### [Goal]
Output the data below in full, character for character.
======== Dataset records
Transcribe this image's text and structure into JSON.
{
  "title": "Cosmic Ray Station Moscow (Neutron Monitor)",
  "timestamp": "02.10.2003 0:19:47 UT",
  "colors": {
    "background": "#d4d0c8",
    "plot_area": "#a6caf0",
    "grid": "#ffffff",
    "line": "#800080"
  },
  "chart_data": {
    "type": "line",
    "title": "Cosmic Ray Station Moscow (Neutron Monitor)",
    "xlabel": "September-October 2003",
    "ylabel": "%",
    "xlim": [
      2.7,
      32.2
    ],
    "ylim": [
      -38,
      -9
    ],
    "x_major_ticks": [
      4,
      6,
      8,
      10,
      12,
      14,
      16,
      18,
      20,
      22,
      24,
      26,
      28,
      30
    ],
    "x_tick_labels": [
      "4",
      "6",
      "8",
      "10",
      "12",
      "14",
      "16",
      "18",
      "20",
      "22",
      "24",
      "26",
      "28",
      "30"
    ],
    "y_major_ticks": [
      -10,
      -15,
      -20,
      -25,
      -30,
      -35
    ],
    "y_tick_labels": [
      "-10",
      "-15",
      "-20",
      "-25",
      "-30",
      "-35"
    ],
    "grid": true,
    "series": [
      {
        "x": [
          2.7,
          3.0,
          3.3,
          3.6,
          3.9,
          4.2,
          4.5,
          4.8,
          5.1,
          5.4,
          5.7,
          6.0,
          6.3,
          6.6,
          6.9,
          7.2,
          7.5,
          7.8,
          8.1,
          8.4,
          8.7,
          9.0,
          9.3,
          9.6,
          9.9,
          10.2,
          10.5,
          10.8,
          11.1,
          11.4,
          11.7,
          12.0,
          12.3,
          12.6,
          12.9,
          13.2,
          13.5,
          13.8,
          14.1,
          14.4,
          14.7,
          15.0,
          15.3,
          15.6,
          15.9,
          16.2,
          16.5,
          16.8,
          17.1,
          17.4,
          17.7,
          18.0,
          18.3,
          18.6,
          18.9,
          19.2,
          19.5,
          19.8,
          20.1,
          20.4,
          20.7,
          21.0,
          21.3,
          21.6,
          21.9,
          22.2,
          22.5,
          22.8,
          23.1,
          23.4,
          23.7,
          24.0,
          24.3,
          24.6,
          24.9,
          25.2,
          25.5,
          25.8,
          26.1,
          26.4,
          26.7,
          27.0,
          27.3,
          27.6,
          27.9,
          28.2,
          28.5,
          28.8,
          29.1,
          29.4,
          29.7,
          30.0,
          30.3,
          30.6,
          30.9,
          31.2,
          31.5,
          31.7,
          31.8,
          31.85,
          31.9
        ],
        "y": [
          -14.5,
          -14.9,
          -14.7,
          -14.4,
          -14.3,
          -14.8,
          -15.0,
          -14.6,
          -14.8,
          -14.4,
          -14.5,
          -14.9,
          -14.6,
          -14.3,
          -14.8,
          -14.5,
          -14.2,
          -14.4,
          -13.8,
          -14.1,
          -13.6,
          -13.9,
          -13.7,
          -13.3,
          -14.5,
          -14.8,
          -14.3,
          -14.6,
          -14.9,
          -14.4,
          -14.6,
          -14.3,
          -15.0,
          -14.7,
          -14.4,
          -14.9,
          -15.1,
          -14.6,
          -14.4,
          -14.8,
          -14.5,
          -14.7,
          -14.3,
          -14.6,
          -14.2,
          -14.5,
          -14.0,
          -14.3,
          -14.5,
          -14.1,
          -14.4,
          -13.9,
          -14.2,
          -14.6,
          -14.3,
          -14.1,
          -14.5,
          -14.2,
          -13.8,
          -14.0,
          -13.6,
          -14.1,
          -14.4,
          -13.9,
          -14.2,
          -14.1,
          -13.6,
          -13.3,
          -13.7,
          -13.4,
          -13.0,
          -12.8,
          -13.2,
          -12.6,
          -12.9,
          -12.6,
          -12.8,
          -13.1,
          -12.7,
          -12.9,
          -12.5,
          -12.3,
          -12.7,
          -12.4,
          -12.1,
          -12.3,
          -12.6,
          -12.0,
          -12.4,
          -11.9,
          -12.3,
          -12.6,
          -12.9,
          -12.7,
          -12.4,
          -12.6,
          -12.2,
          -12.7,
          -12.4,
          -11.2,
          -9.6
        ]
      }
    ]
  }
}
================
### [Written response]
Transcribe this image's text and structure into JSON.
{
  "title": "Cosmic Ray Station Moscow (Neutron Monitor)",
  "timestamp": "02.10.2003 0:19:47 UT",
  "colors": {
    "background": "#d4d0c8",
    "plot_area": "#a6caf0",
    "grid": "#ffffff",
    "line": "#800080"
  },
  "chart_data": {
    "type": "line",
    "title": "Cosmic Ray Station Moscow (Neutron Monitor)",
    "xlabel": "September-October 2003",
    "ylabel": "%",
    "xlim": [
      2.7,
      32.2
    ],
    "ylim": [
      -38,
      -9
    ],
    "x_major_ticks": [
      4,
      6,
      8,
      10,
      12,
      14,
      16,
      18,
      20,
      22,
      24,
      26,
      28,
      30
    ],
    "x_tick_labels": [
      "4",
      "6",
      "8",
      "10",
      "12",
      "14",
      "16",
      "18",
      "20",
      "22",
      "24",
      "26",
      "28",
      "30"
    ],
    "y_major_ticks": [
      -10,
      -15,
      -20,
      -25,
      -30,
      -35
    ],
    "y_tick_labels": [
      "-10",
      "-15",
      "-20",
      "-25",
      "-30",
      "-35"
    ],
    "grid": true,
    "series": [
      {
        "x": [
          2.7,
          3.0,
          3.3,
          3.6,
          3.9,
          4.2,
          4.5,
          4.8,
          5.1,
          5.4,
          5.7,
          6.0,
          6.3,
          6.6,
          6.9,
          7.2,
          7.5,
          7.8,
          8.1,
          8.4,
          8.7,
          9.0,
          9.3,
          9.6,
          9.9,
          10.2,
          10.5,
          10.8,
          11.1,
          11.4,
          11.7,
          12.0,
          12.3,
          12.6,
          12.9,
          13.2,
          13.5,
          13.8,
          14.1,
          14.4,
          14.7,
          15.0,
          15.3,
          15.6,
          15.9,
          16.2,
          16.5,
          16.8,
          17.1,
          17.4,
          17.7,
          18.0,
          18.3,
          18.6,
          18.9,
          19.2,
          19.5,
          19.8,
          20.1,
          20.4,
          20.7,
          21.0,
          21.3,
          21.6,
          21.9,
          22.2,
          22.5,
          22.8,
          23.1,
          23.4,
          23.7,
          24.0,
          24.3,
          24.6,
          24.9,
          25.2,
          25.5,
          25.8,
          26.1,
          26.4,
          26.7,
          27.0,
          27.3,
          27.6,
          27.9,
          28.2,
          28.5,
          28.8,
          29.1,
          29.4,
          29.7,
          30.0,
          30.3,
          30.6,
          30.9,
          31.2,
          31.5,
          31.7,
          31.8,
          31.85,
          31.9
        ],
        "y": [
          -14.5,
          -14.9,
          -14.7,
          -14.4,
          -14.3,
          -14.8,
          -15.0,
          -14.6,
          -14.8,
          -14.4,
          -14.5,
          -14.9,
          -14.6,
          -14.3,
          -14.8,
          -14.5,
          -14.2,
          -14.4,
          -13.8,
          -14.1,
          -13.6,
          -13.9,
          -13.7,
          -13.3,
          -14.5,
          -14.8,
          -14.3,
          -14.6,
          -14.9,
          -14.4,
          -14.6,
          -14.3,
          -15.0,
          -14.7,
          -14.4,
          -14.9,
          -15.1,
          -14.6,
          -14.4,
          -14.8,
          -14.5,
          -14.7,
          -14.3,
          -14.6,
          -14.2,
          -14.5,
          -14.0,
          -14.3,
          -14.5,
          -14.1,
          -14.4,
          -13.9,
          -14.2,
          -14.6,
          -14.3,
          -14.1,
          -14.5,
          -14.2,
          -13.8,
          -14.0,
          -13.6,
          -14.1,
          -14.4,
          -13.9,
          -14.2,
          -14.1,
          -13.6,
          -13.3,
          -13.7,
          -13.4,
          -13.0,
          -12.8,
          -13.2,
          -12.6,
          -12.9,
          -12.6,
          -12.8,
          -13.1,
          -12.7,
          -12.9,
          -12.5,
          -12.3,
          -12.7,
          -12.4,
          -12.1,
          -12.3,
          -12.6,
          -12.0,
          -12.4,
          -11.9,
          -12.3,
          -12.6,
          -12.9,
          -12.7,
          -12.4,
          -12.6,
          -12.2,
          -12.7,
          -12.4,
          -11.2,
          -9.6
        ]
      }
    ]
  }
}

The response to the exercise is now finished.